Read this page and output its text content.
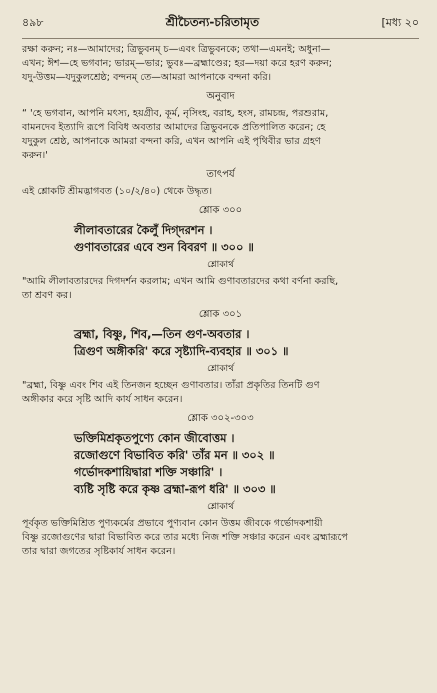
৪৯৮	শ্রীচৈতন্য-চরিতামৃত	[মধ্য ২০

রক্ষা করুন; নঃ—আমাদের; ত্রিভুবনম্ চ—এবং ত্রিভুবনকে; তথা—এমনই; অধুনা—

এখন; ঈশ—হে ভগবান; ভারম্—ভার; ভুবঃ—ব্রহ্মাণ্ডের; হর—দয়া করে হরণ করুন;

যদু-উত্তম—যদুকুলশ্রেষ্ঠ; বন্দনম্ তে—আমরা আপনাকে বন্দনা করি।

অনুবাদ

“ 'হে ভগবান, আপনি মৎস্য, হয়গ্রীব, কূর্ম, নৃসিংহ, বরাহ, হংস, রামচন্দ্র, পরশুরাম,

বামনদেব ইত্যাদি রূপে বিবিধ অবতার আমাদের ত্রিভুবনকে প্রতিপালিত করেন; হে

যদুকুল শ্রেষ্ঠ, আপনাকে আমরা বন্দনা করি, এখন আপনি এই পৃথিবীর ভার গ্রহণ

করুন।'

তাৎপর্য

এই শ্লোকটি শ্রীমদ্ভাগবত (১০/২/৪০) থেকে উদ্ধৃত।

শ্লোক ৩০০

লীলাবতারের কৈলুঁ দিগ্‌দরশন ।

গুণাবতারের এবে শুন বিবরণ ॥ ৩০০ ॥

শ্লোকার্থ

"আমি লীলাবতারদের দিগদর্শন করলাম; এখন আমি গুণাবতারদের কথা বর্ণনা করছি,

তা শ্রবণ কর।

শ্লোক ৩০১

ব্রহ্মা, বিষ্ণু, শিব,—তিন গুণ-অবতার ।

ত্রিগুণ অঙ্গীকরি' করে সৃষ্ট্যাদি-ব্যবহার ॥ ৩০১ ॥

শ্লোকার্থ

"ব্রহ্মা, বিষ্ণু এবং শিব এই তিনজন হচ্ছেন গুণাবতার। তাঁরা প্রকৃতির তিনটি গুণ

অঙ্গীকার করে সৃষ্টি আদি কার্য সাধন করেন।

শ্লোক ৩০২-৩০৩

ভক্তিমিশ্রকৃতপুণ্যে কোন জীবোত্তম ।

রজোগুণে বিভাবিত করি' তাঁর মন ॥ ৩০২ ॥

গর্ভোদকশায়িদ্বারা শক্তি সঞ্চারি' ।

ব্যষ্টি সৃষ্টি করে কৃষ্ণ ব্রহ্মা-রূপ ধরি' ॥ ৩০৩ ॥

শ্লোকার্থ

পূর্বকৃত ভক্তিমিশ্রিত পুণ্যকর্মের প্রভাবে পুণ্যবান কোন উত্তম জীবকে গর্ভোদকশায়ী

বিষ্ণু রজোগুণের দ্বারা বিভাবিত করে তার মধ্যে নিজ শক্তি সঞ্চার করেন এবং ব্রহ্মারূপে

তার দ্বারা জগতের সৃষ্টিকার্য সাধন করেন।
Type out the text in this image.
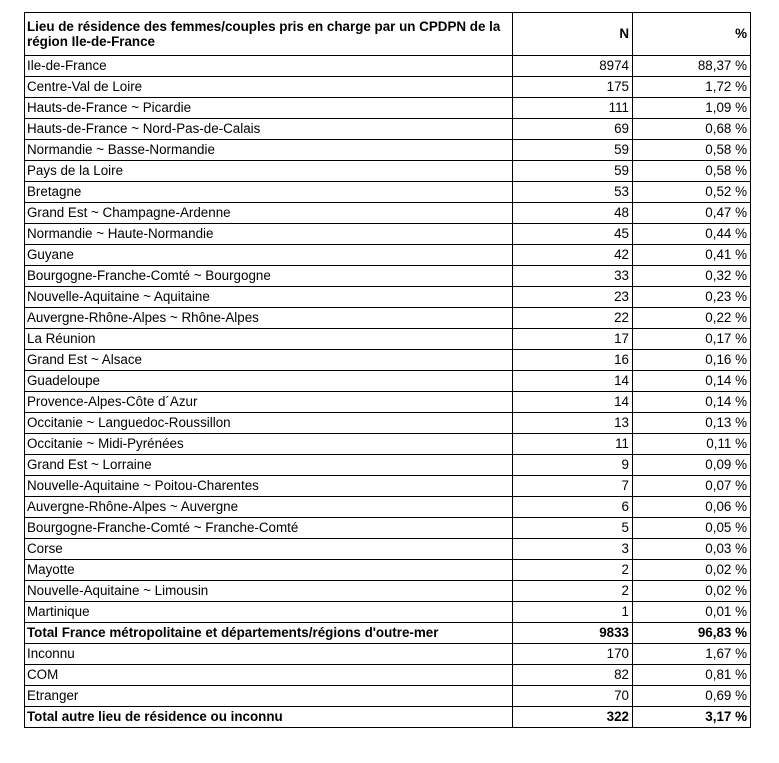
Lieu de résidence des femmes/couples pris en charge par un CPDPN de la région Ile-de-France	N	%
Ile-de-France	8974	88,37 %
Centre-Val de Loire	175	1,72 %
Hauts-de-France ~ Picardie	111	1,09 %
Hauts-de-France ~ Nord-Pas-de-Calais	69	0,68 %
Normandie ~ Basse-Normandie	59	0,58 %
Pays de la Loire	59	0,58 %
Bretagne	53	0,52 %
Grand Est ~ Champagne-Ardenne	48	0,47 %
Normandie ~ Haute-Normandie	45	0,44 %
Guyane	42	0,41 %
Bourgogne-Franche-Comté ~ Bourgogne	33	0,32 %
Nouvelle-Aquitaine ~ Aquitaine	23	0,23 %
Auvergne-Rhône-Alpes ~ Rhône-Alpes	22	0,22 %
La Réunion	17	0,17 %
Grand Est ~ Alsace	16	0,16 %
Guadeloupe	14	0,14 %
Provence-Alpes-Côte d´Azur	14	0,14 %
Occitanie ~ Languedoc-Roussillon	13	0,13 %
Occitanie ~ Midi-Pyrénées	11	0,11 %
Grand Est ~ Lorraine	9	0,09 %
Nouvelle-Aquitaine ~ Poitou-Charentes	7	0,07 %
Auvergne-Rhône-Alpes ~ Auvergne	6	0,06 %
Bourgogne-Franche-Comté ~ Franche-Comté	5	0,05 %
Corse	3	0,03 %
Mayotte	2	0,02 %
Nouvelle-Aquitaine ~ Limousin	2	0,02 %
Martinique	1	0,01 %
Total France métropolitaine et départements/régions d'outre-mer	9833	96,83 %
Inconnu	170	1,67 %
COM	82	0,81 %
Etranger	70	0,69 %
Total autre lieu de résidence ou inconnu	322	3,17 %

*Request*
Which lines in the records above contain the string "Normandie"? Copy each one.

*Final answer*
Normandie ~ Basse-Normandie	59	0,58 %
Normandie ~ Haute-Normandie	45	0,44 %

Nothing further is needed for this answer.